--- START Data for this task ---

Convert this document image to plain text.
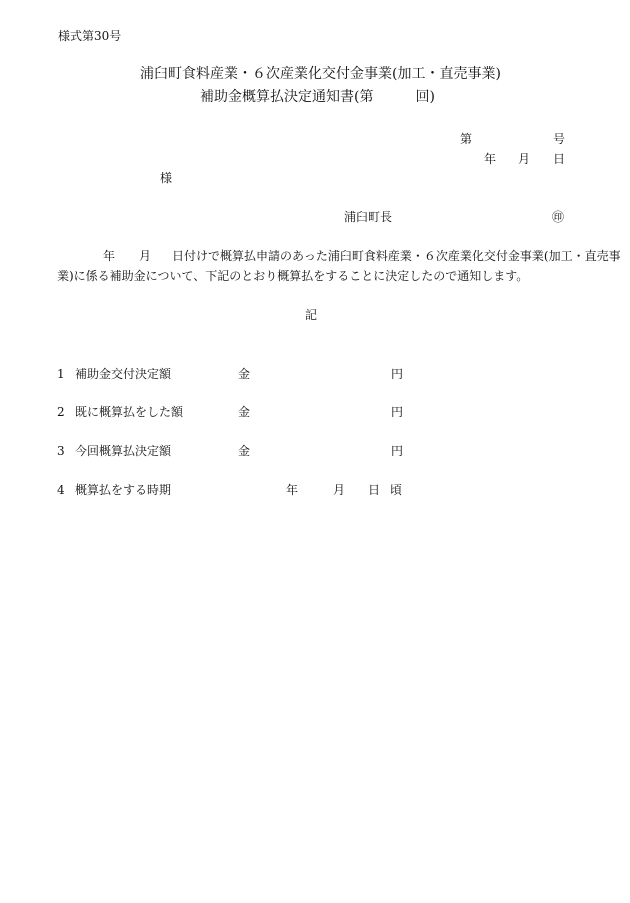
様式第30号
浦臼町食料産業・６次産業化交付金事業(加工・直売事業)
補助金概算払決定通知書(第　　　回)
第	号
年 月 日
様
浦臼町長	㊞
年 月 日付けで概算払申請のあった浦臼町食料産業・６次産業化交付金事業(加工・直売事
業)に係る補助金について、下記のとおり概算払をすることに決定したので通知します。
記
1 補助金交付決定額	金	円
2 既に概算払をした額	金	円
3 今回概算払決定額	金	円
4 概算払をする時期	年	月 日 頃
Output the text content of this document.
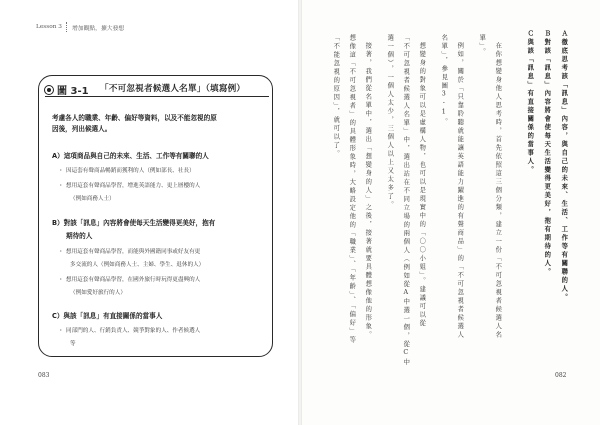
Lesson 3 增加觀點，擴大發想
圖 3-1 「不可忽視者候選人名單」（填寫例）
考慮各人的職業、年齡、偏好等資料，以及不能忽視的原
因後，列出候選人。
A）這項商品與自己的未來、生活、工作等有關聯的人
・ 因這套有聲商品暢銷而獲利的人（例如部長、社長）
・ 想用這套有聲商品學習，增進英語能力、更上層樓的人
（例如商務人士）
B）對該「訊息」內容將會使每天生活變得更美好，抱有
期待的人
・ 想用這套有聲商品學習，而能與外國籍同事或好友有更
多交流的人（例如商務人士、主婦、學生、退休的人）
・ 想用這套有聲商品學習，在國外旅行時玩得更盡興的人
（例如愛好旅行的人）
C）與該「訊息」有直接關係的當事人
・ 同部門的人、行銷負責人、競爭對象的人、作者候選人
等
083	082
Ａ徹底思考該「訊息」內容，與自己的未來、生活、工作等有關聯的人。
Ｂ對該「訊息」內容將會使每天生活變得更美好，抱有期待的人。
Ｃ與該「訊息」有直接關係的當事人。
在你想變身他人思考時，首先依照這三個分類，建立一份「不可忽視者候選人名
單」。
例如，關於「只靠聆聽就能讓英語能力躍進的有聲商品」的「不可忽視者候選人
名單」，參見圖3-1。
想變身的對象可以是虛構人物，也可以是現實中的「〇〇小姐」。建議可以從
「不可忽視者候選人名單」中，選出站在不同立場的兩個人（例如從A中選一個，從C中
選一個），一個人太少，三個人以上又太多了。
接著，我們從名單中，選出「想變身的人」之後，接著就要具體想像他的形象。
想像這「不可忽視者」的具體形象時，大略設定他的「職業」、「年齡」、「偏好」等
「不能忽視的原因」，就可以了。
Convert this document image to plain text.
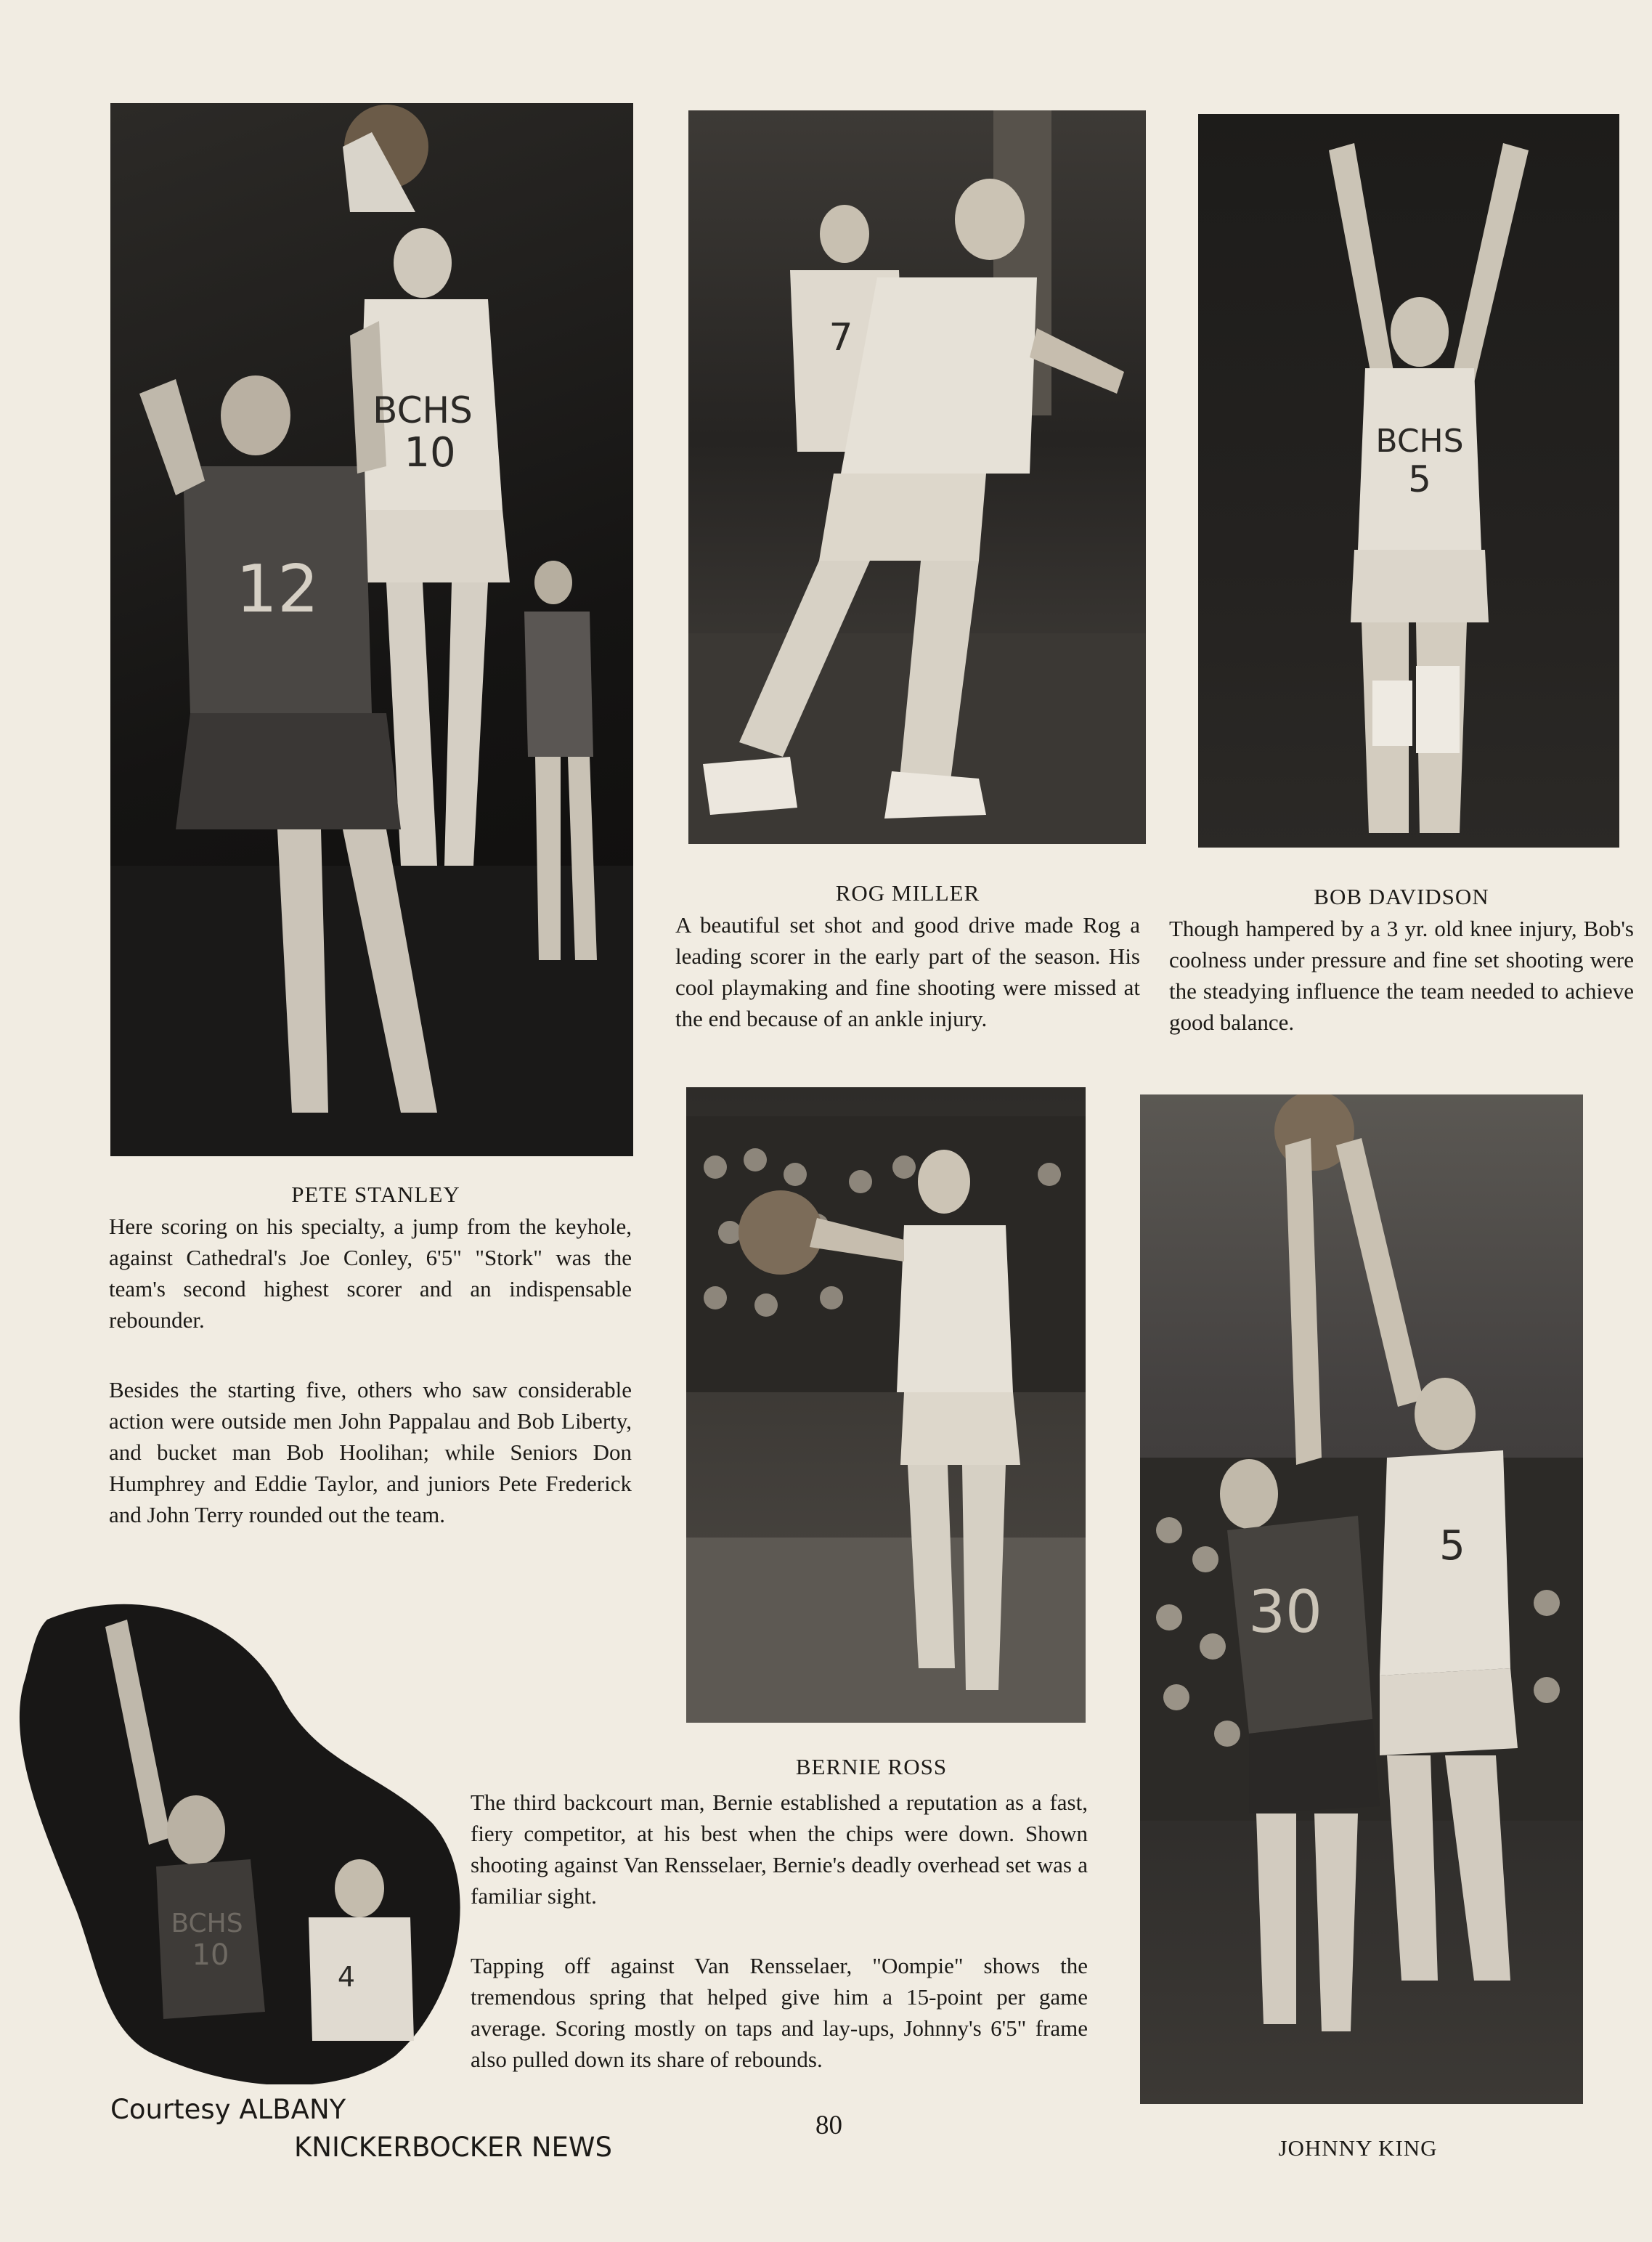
BCHS
10
12
7
BCHS
5
30
5
BCHS
10
4
ROG MILLER
A beautiful set shot and good drive made Rog a leading scorer in the early part of the season. His cool playmaking and fine shooting were missed at the end because of an ankle injury.
BOB DAVIDSON
Though hampered by a 3 yr. old knee injury, Bob's coolness under pressure and fine set shooting were the steadying influence the team needed to achieve good balance.
PETE STANLEY
Here scoring on his specialty, a jump from the keyhole, against Cathedral's Joe Conley, 6'5" "Stork" was the team's second highest scorer and an indispensable rebounder.
Besides the starting five, others who saw considerable action were outside men John Pappalau and Bob Liberty, and bucket man Bob Hoolihan; while Seniors Don Humphrey and Eddie Taylor, and juniors Pete Frederick and John Terry rounded out the team.
BERNIE ROSS
The third backcourt man, Bernie established a reputation as a fast, fiery competitor, at his best when the chips were down. Shown shooting against Van Rensselaer, Bernie's deadly overhead set was a familiar sight.
Tapping off against Van Rensselaer, "Oompie" shows the tremendous spring that helped give him a 15-point per game average. Scoring mostly on taps and lay-ups, Johnny's 6'5" frame also pulled down its share of rebounds.
JOHNNY KING
Courtesy ALBANY
KNICKERBOCKER NEWS
80
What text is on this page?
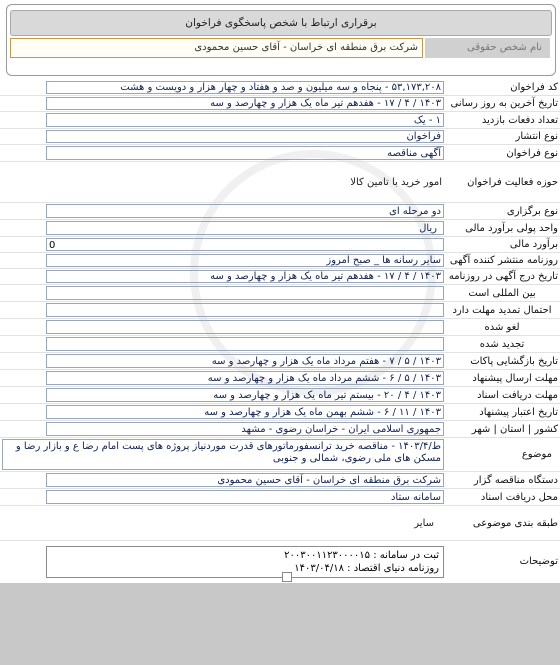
برقراری ارتباط با شخص پاسخگوی فراخوان
نام شخص حقوقی
شرکت برق منطقه ای خراسان - آقای حسین محمودی
کد فراخوان
۵۳,۱۷۳,۲۰۸ - پنجاه و سه میلیون و صد و هفتاد و چهار هزار و دویست و هشت
تاریخ آخرین به روز رسانی
۱۴۰۳ / ۴ / ۱۷ - هفدهم تیر ماه یک هزار و چهارصد و سه
تعداد دفعات بازدید
۱ - یک
نوع انتشار
فراخوان
نوع فراخوان
آگهی مناقصه
حوزه فعالیت فراخوان
امور خرید با تامین کالا
نوع برگزاری
دو مرحله ای
واحد پولی برآورد مالی
ریال
برآورد مالی
0
روزنامه منتشر کننده آگهی
سایر رسانه ها _ صبح امروز
تاریخ درج آگهی در روزنامه
۱۴۰۳ / ۴ / ۱۷ - هفدهم تیر ماه یک هزار و چهارصد و سه
بین المللی است
احتمال تمدید مهلت دارد
لغو شده
تجدید شده
تاریخ بازگشایی پاکات
۱۴۰۳ / ۵ / ۷ - هفتم مرداد ماه یک هزار و چهارصد و سه
مهلت ارسال پیشنهاد
۱۴۰۳ / ۵ / ۶ - ششم مرداد ماه یک هزار و چهارصد و سه
مهلت دریافت اسناد
۱۴۰۳ / ۴ / ۲۰ - بیستم تیر ماه یک هزار و چهارصد و سه
تاریخ اعتبار پیشنهاد
۱۴۰۳ / ۱۱ / ۶ - ششم بهمن ماه یک هزار و چهارصد و سه
کشور | استان | شهر
جمهوری اسلامی ایران - خراسان رضوی - مشهد
موضوع
ط/۱۴۰۳/۴ - مناقصه خرید ترانسفورماتورهای قدرت موردنیاز پروژه های پست امام رضا ع و بازار رضا و مسکن های ملی رضوی، شمالی و جنوبی
دستگاه مناقصه گزار
شرکت برق منطقه ای خراسان - آقای حسین محمودی
محل دریافت اسناد
سامانه ستاد
طبقه بندی موضوعی
سایر
توضیحات
ثبت در سامانه : ۲۰۰۳۰۰۱۱۲۳۰۰۰۰۱۵
روزنامه دنیای اقتصاد : ۱۴۰۳/۰۴/۱۸
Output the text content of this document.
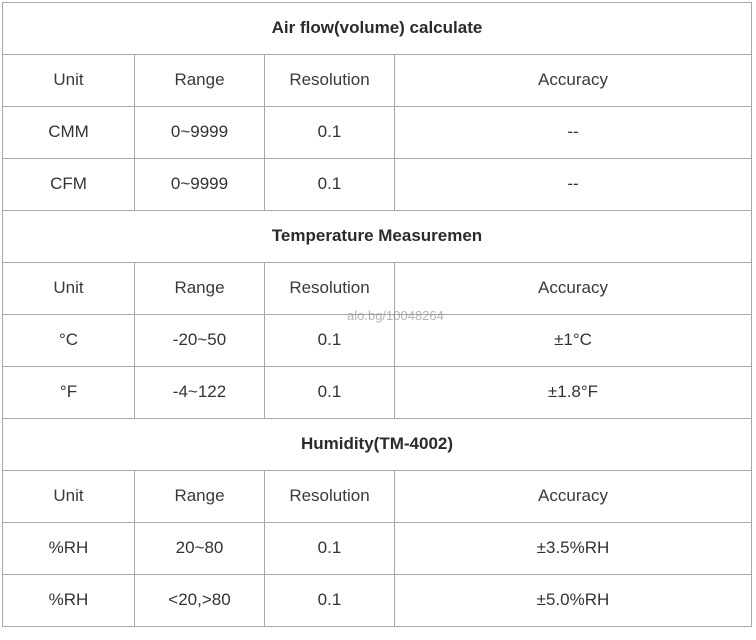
Air flow(volume) calculate			
Unit	Range	Resolution	Accuracy
CMM	0~9999	0.1	--
CFM	0~9999	0.1	--
Temperature Measuremen			
Unit	Range	Resolution	Accuracy
°C	-20~50	0.1	±1°C
°F	-4~122	0.1	±1.8°F
Humidity(TM-4002)			
Unit	Range	Resolution	Accuracy
%RH	20~80	0.1	±3.5%RH
%RH	<20,>80	0.1	±5.0%RH
alo.bg/10048264
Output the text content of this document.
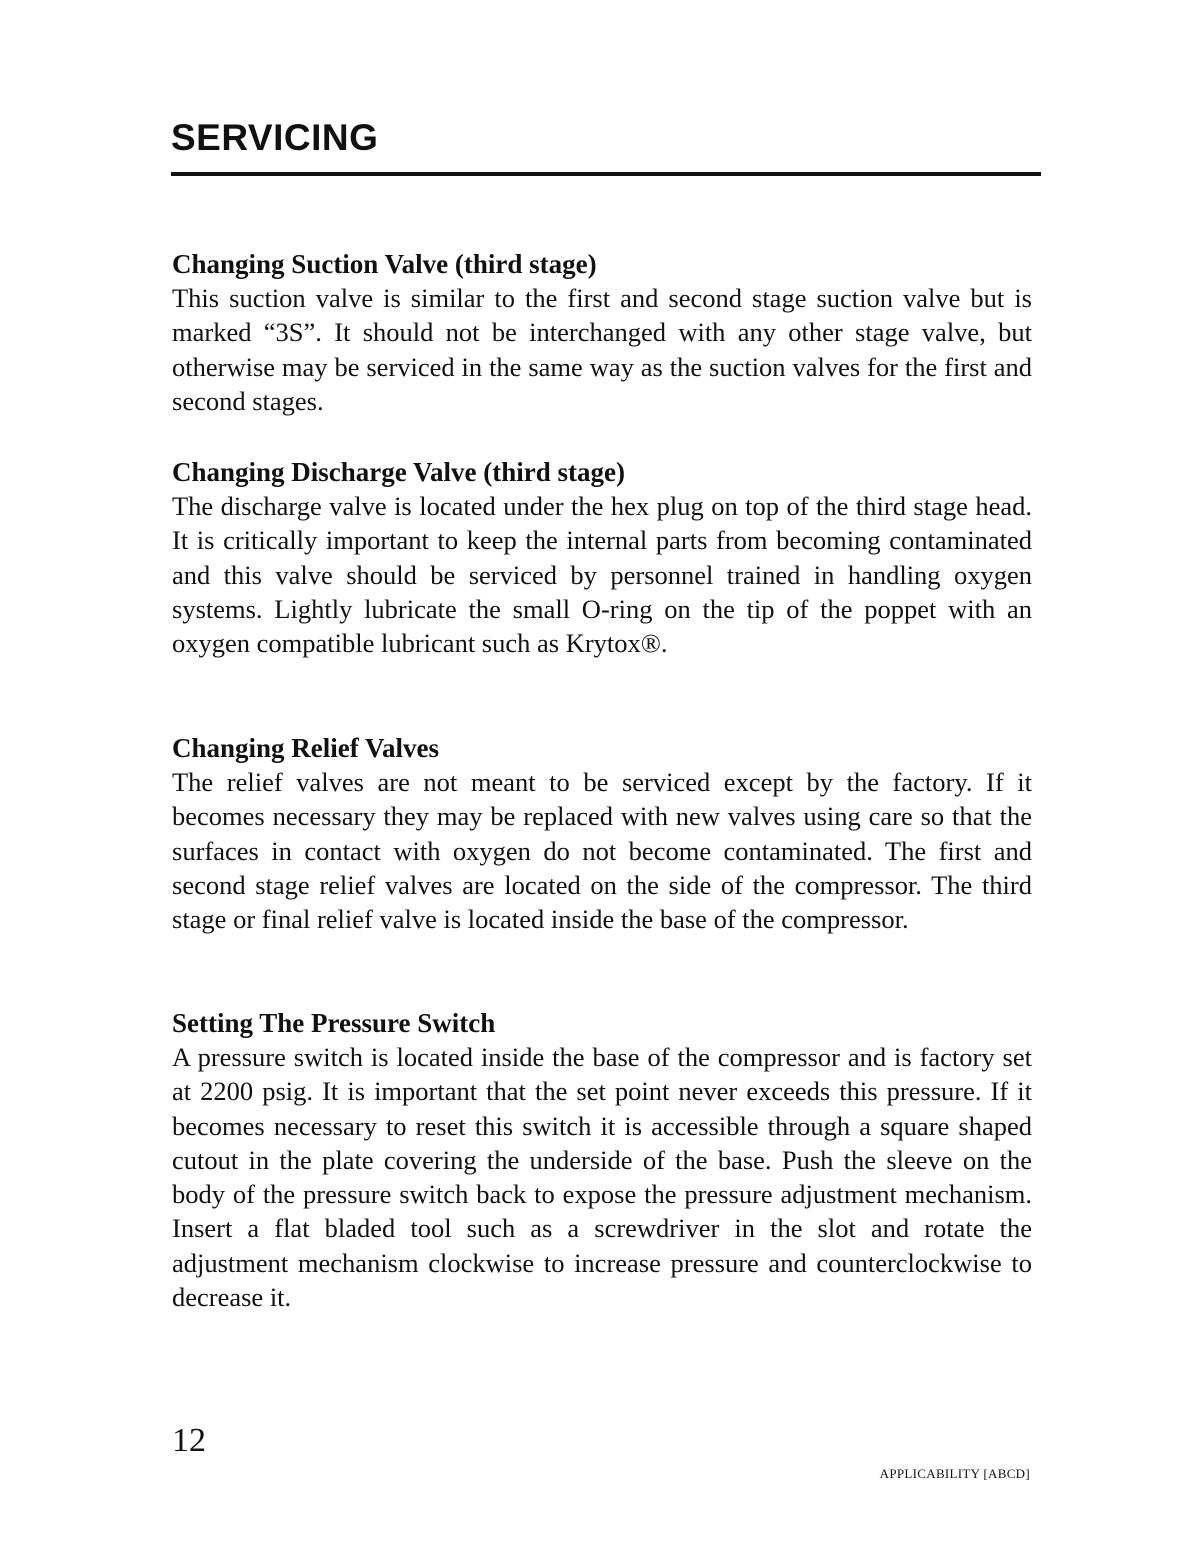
SERVICING
Changing Suction Valve (third stage)

This suction valve is similar to the first and second stage suction valve but is marked “3S”. It should not be interchanged with any other stage valve, but otherwise may be serviced in the same way as the suction valves for the first and second stages.

Changing Discharge Valve (third stage)

The discharge valve is located under the hex plug on top of the third stage head. It is critically important to keep the internal parts from becoming contaminated and this valve should be serviced by personnel trained in handling oxygen systems. Lightly lubricate the small O-ring on the tip of the poppet with an oxygen compatible lubricant such as Krytox®.

Changing Relief Valves

The relief valves are not meant to be serviced except by the factory. If it becomes necessary they may be replaced with new valves using care so that the surfaces in contact with oxygen do not become contaminated. The first and second stage relief valves are located on the side of the compressor. The third stage or final relief valve is located inside the base of the compressor.

Setting The Pressure Switch

A pressure switch is located inside the base of the compressor and is factory set at 2200 psig. It is important that the set point never exceeds this pressure. If it becomes necessary to reset this switch it is accessible through a square shaped cutout in the plate covering the underside of the base. Push the sleeve on the body of the pressure switch back to expose the pressure adjustment mechanism. Insert a flat bladed tool such as a screwdriver in the slot and rotate the adjustment mechanism clockwise to increase pressure and counterclockwise to decrease it.

12
APPLICABILITY [ABCD]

--- END Data for this task ---

#### What is asked:
Pick out the lines above containing the word "good", then copy them.

#### Answer to this task:
A beautiful set shot and good drive made Rog a leading scorer in the early part of the season. His cool playmaking and fine shooting were missed at the end because of an ankle injury.
Though hampered by a 3 yr. old knee injury, Bob's coolness under pressure and fine set shooting were the steadying influence the team needed to achieve good balance.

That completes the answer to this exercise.